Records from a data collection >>
⁂
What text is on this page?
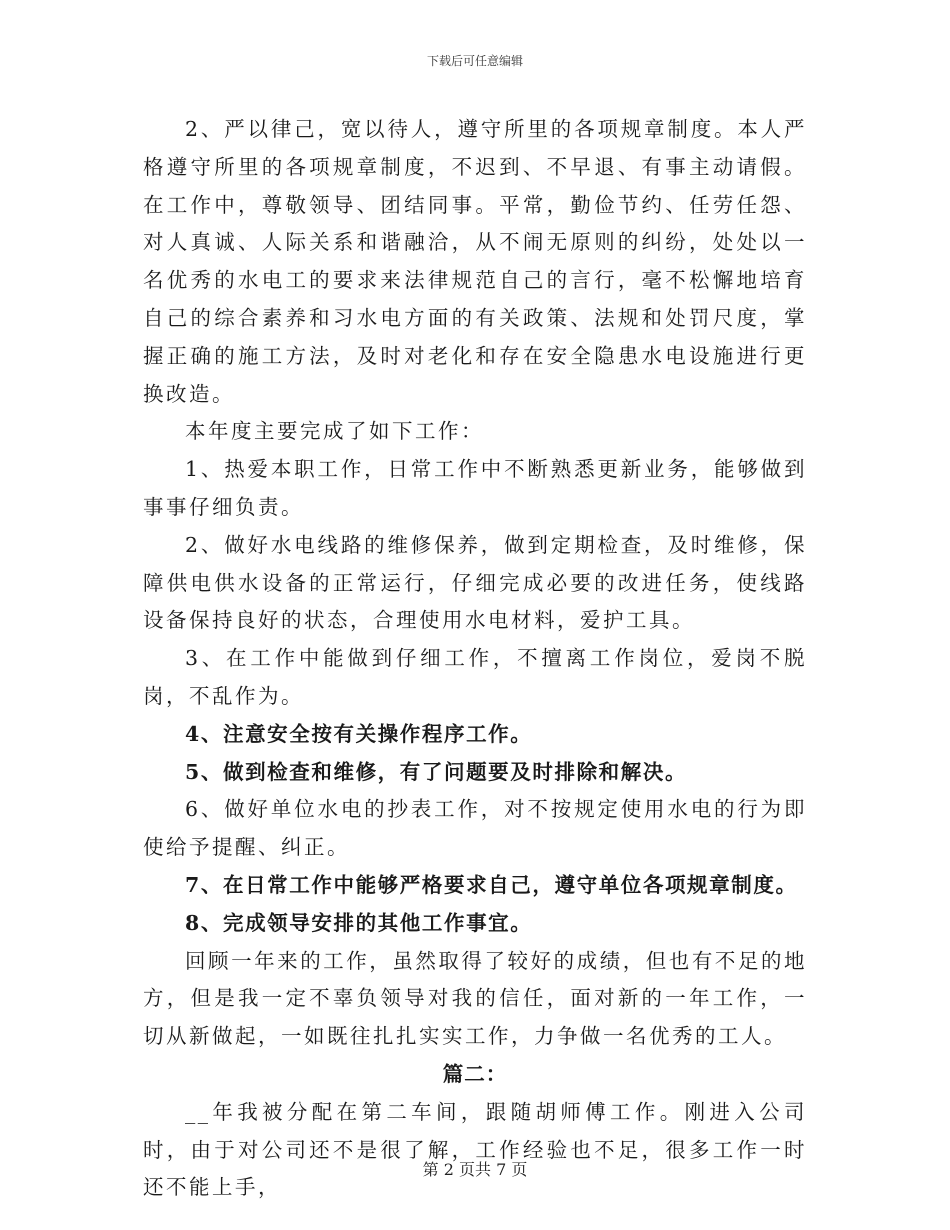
下载后可任意编辑

2、严以律己，宽以待人，遵守所里的各项规章制度。本人严格遵守所里的各项规章制度，不迟到、不早退、有事主动请假。在工作中，尊敬领导、团结同事。平常，勤俭节约、任劳任怨、对人真诚、人际关系和谐融洽，从不闹无原则的纠纷，处处以一名优秀的水电工的要求来法律规范自己的言行，毫不松懈地培育自己的综合素养和习水电方面的有关政策、法规和处罚尺度，掌握正确的施工方法，及时对老化和存在安全隐患水电设施进行更换改造。

本年度主要完成了如下工作：

1、热爱本职工作，日常工作中不断熟悉更新业务，能够做到事事仔细负责。

2、做好水电线路的维修保养，做到定期检查，及时维修，保障供电供水设备的正常运行，仔细完成必要的改进任务，使线路设备保持良好的状态，合理使用水电材料，爱护工具。

3、在工作中能做到仔细工作，不擅离工作岗位，爱岗不脱岗，不乱作为。

4、注意安全按有关操作程序工作。

5、做到检查和维修，有了问题要及时排除和解决。

6、做好单位水电的抄表工作，对不按规定使用水电的行为即使给予提醒、纠正。

7、在日常工作中能够严格要求自己，遵守单位各项规章制度。

8、完成领导安排的其他工作事宜。

回顾一年来的工作，虽然取得了较好的成绩，但也有不足的地方，但是我一定不辜负领导对我的信任，面对新的一年工作，一切从新做起，一如既往扎扎实实工作，力争做一名优秀的工人。

篇二：

__年我被分配在第二车间，跟随胡师傅工作。刚进入公司时，由于对公司还不是很了解，工作经验也不足，很多工作一时还不能上手，

第 2 页共 7 页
⁂
Task statement >> Repeat the data exactly, dropping every picture it holds.

Completed task >>
What text is on this page?
下载后可任意编辑

2、严以律己，宽以待人，遵守所里的各项规章制度。本人严格遵守所里的各项规章制度，不迟到、不早退、有事主动请假。在工作中，尊敬领导、团结同事。平常，勤俭节约、任劳任怨、对人真诚、人际关系和谐融洽，从不闹无原则的纠纷，处处以一名优秀的水电工的要求来法律规范自己的言行，毫不松懈地培育自己的综合素养和习水电方面的有关政策、法规和处罚尺度，掌握正确的施工方法，及时对老化和存在安全隐患水电设施进行更换改造。

本年度主要完成了如下工作：

1、热爱本职工作，日常工作中不断熟悉更新业务，能够做到事事仔细负责。

2、做好水电线路的维修保养，做到定期检查，及时维修，保障供电供水设备的正常运行，仔细完成必要的改进任务，使线路设备保持良好的状态，合理使用水电材料，爱护工具。

3、在工作中能做到仔细工作，不擅离工作岗位，爱岗不脱岗，不乱作为。

4、注意安全按有关操作程序工作。

5、做到检查和维修，有了问题要及时排除和解决。

6、做好单位水电的抄表工作，对不按规定使用水电的行为即使给予提醒、纠正。

7、在日常工作中能够严格要求自己，遵守单位各项规章制度。

8、完成领导安排的其他工作事宜。

回顾一年来的工作，虽然取得了较好的成绩，但也有不足的地方，但是我一定不辜负领导对我的信任，面对新的一年工作，一切从新做起，一如既往扎扎实实工作，力争做一名优秀的工人。

篇二：

__年我被分配在第二车间，跟随胡师傅工作。刚进入公司时，由于对公司还不是很了解，工作经验也不足，很多工作一时还不能上手，

第 2 页共 7 页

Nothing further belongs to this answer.